**EXCERPT PROVIDED**
+++
Let's get the Zelda comparisons out of the way first: virtually everything in this game (except for the combat and leveling system) is lifted directly from Zelda. It has the same type of world structure and progression, where you get a semi-open world to explore that expands as you gain key items from dungeons that not only are used to defeat the dungeon boss, but also unlock new areas of the world map. The dungeons themselves require you to solve environmental puzzles, usually involving the new item you just gained (with the usual pushing blocks and flipping switches), and you can find treasure chests that grant you a map of the dungeon's layout, a compass showing the location of all items in the dungeon, and keys to open locked doors. The world map has a lot of hidden areas to explore, encouraging you to go back to previous areas with new items to gain extra powerups.

Using the boomerang Crossblade to hit a switch above a door.

Other Zelda staples that appear in Darksiders (in some form or another): bombflowers, using bombs to blow up obstacles, the deku leaf, catching a draft with the deku leaf to fly higher, lighting torches on fire, the power glove, the hammer, climbing up or down vines, a horse that uses carrots to run faster, using a horse to cross a huge chasm, the Dark Link fight, the hookshot, the grappling hook, a Navi-esque companion, the Lens of Truth, the bow and arrow, the boomerang, heart piece containers, getting a full heart container for beating a boss, a blue teleport thingy after beating a boss, a magic meter, magic meter upgrades, using a musical instrument to open doors, earning money for breaking things in the environment, deku bulbs that launch you into the air, bosses with glowing weakpoints, bosses that always follow a scripted pattern, the master sword, collecting fragments to restore a mystical object, using consumable items from glass containers, going into a shadow realm to find and defeat a certain number of things to free important NPCs, plus probably many more that I'm forgetting or didn't notice.

Some of these comparisons are a bit of a stretch (the pistol is obviously not a direct copy of the bow and arrow, but it serves the same function) while others are somewhat incidental (like the blue teleport thingy that only shows up once, I think), but the point is to show that Vigil Games was deliberately trying to make Darksiders as close to Zelda as possible -- the only thing it's really missing is a princess that needs to be rescued. That's not necessarily a bad thing, however -- if you're going to directly copy another game, then you may as well copy one of the greatest game franchises in existence. The problem is that Darksiders brings absolutely nothing new to the table, since its only twists on the classic Zelda formula are things taken from yet other games -- Devil May Cry (or God of War if you prefer) and Portal.

The combat system is basically Devil May Cry, where you're using a variety of weapons and attacks to build a combo chain, swapping weapons mid-combo and ultimately trying to look as cool as possible while doing so. Left-clicking attacks with the Chaoseater (a giant sword), while right-clicking attacks with either the Scythe (a scythe) or the Tremor Gauntlet (a power glove fist); you can quickly and easily swap between the Scythe and Gauntlet by pressing the tab key. Additionally, you can equip various weapons to your three item slots, pressing numbered hotkeys to switch between the Crossblade (a giant bladed boomerang), the Earthcaller (a horn that causes AOE stun and knockback on enemies), the Mercy pistol (a rapid-fire pistol), and the Abyssal Chain (a hookshot that pulls you towards enemies, or pulls their armor off), and pressing the R key to use your toggled secondary weapon. You can also press the shift key to block, counter-attack, and dodge.
+++
**GIVEN MATERIAL**
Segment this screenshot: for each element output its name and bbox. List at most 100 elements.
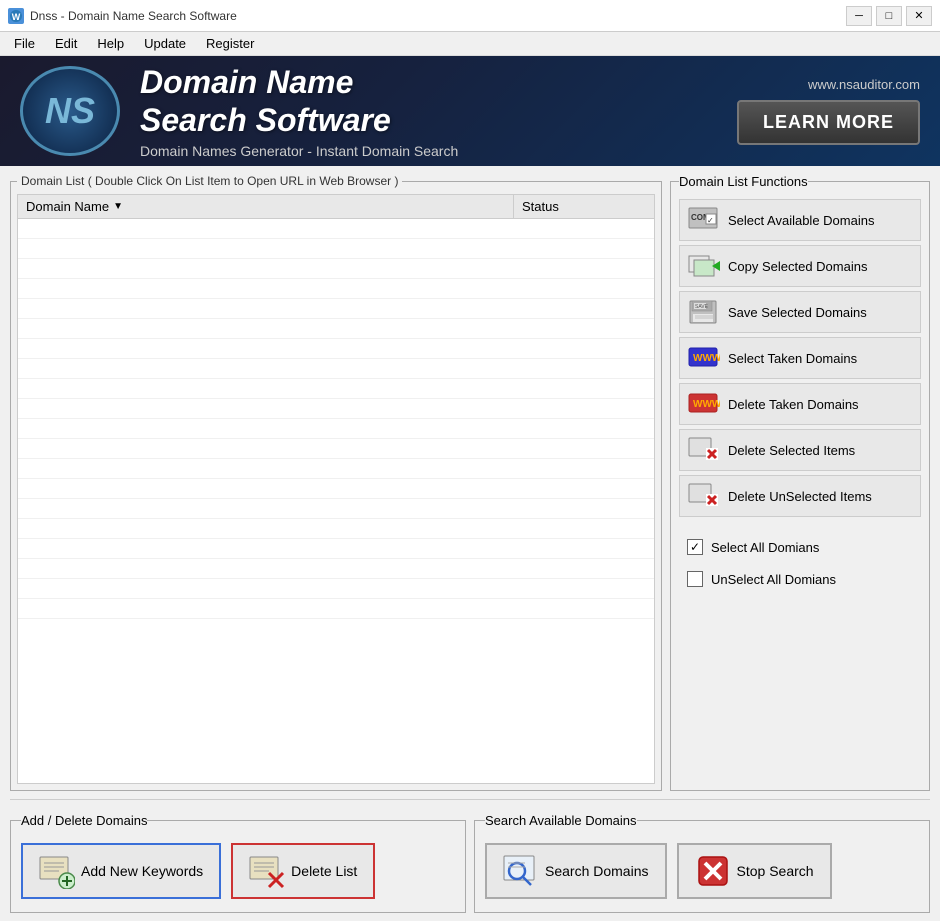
+++
**DIRECTIONS**
(A) In the Darksiders review, which key swaps between the Scythe and the Tremor Gauntlet?
(B) Copy the Darksiders review from "Let's get the" up to and including "gain extra powerups.".
(C) Continue the Darksiders review after its last sentence.

**EXERCISE RESULTS**
(A) The tab key.

(B)
Let's get the Zelda comparisons out of the way first: virtually everything in this game (except for the combat and leveling system) is lifted directly from Zelda. It has the same type of world structure and progression, where you get a semi-open world to explore that expands as you gain key items from dungeons that not only are used to defeat the dungeon boss, but also unlock new areas of the world map. The dungeons themselves require you to solve environmental puzzles, usually involving the new item you just gained (with the usual pushing blocks and flipping switches), and you can find treasure chests that grant you a map of the dungeon's layout, a compass showing the location of all items in the dungeon, and keys to open locked doors. The world map has a lot of hidden areas to explore, encouraging you to go back to previous areas with new items to gain extra powerups.

(C)
Using Din's Fire Death Rage in the Twilight Cathedral.

Each of the primary weapons has its own unique moveset, and you can spend souls earned from defeated enemies (Demon's Souls, anyone?) to buy new attacks and to upgrade existing ones. You can also buy special "wrath abilities" that function like magic attacks, consuming wrath from your wrath meter as you use them. Blade Geyser shoots spikes out of the ground all around you; Stone Skin buffs your armor and attack values; Immolation lights the area around you on fire so that enemies who get close enough also catch fire; and Affliction poisons a single target for damage over time. You start with only the Chaoseater sword and a few basic attacks at your disposal; the rest is progressively unlocked as you play the game.

The combat is functional, and it can even be fairly satisfying at times, but it serves as a good example of the superfluous, redundant, incohesive design problems of the whole game, where the designers just threw everything they could into the game without considering how it would integrate with everything else, and whether it actually needed to be there at all. The combo multiplier builds as you string consecutive hits together, but it seems to do absolutely nothing. The scythe is meant for wide-sweeping, crowd-control AOE attacks, but the sword handles that role perfectly fine (maybe even better) with the Whirl Wind combo. The scythe has two 360-degree attacks, but one of them is faster and also attacks vertically with a tornado, rendering the other obsolete.

The sword has two attacks that launch enemies straight up into the air, optionally taking you with them if you hold the button down for mid-air combos, but one launches the enemy higher and hits more times, rendering the other obsolete. Blade Geyser is meant to hit enemies in AOE around you, but you can do that exact same thing with the scythe or gauntlet without having to spend wrath from your limited supply. Stone Skin and Immolation can't be used simultaneously, and they both have the effect of causing more damage to enemies, but Stone Skin also boosts your defense, rendering Immolation obsolete. You unlock the Tremor Gauntlet well after you've already started upgrading the sword and scythe, which makes it immediately a much less appealing option.

Using Nayru's Love Stone Skin in the Iron Canopy.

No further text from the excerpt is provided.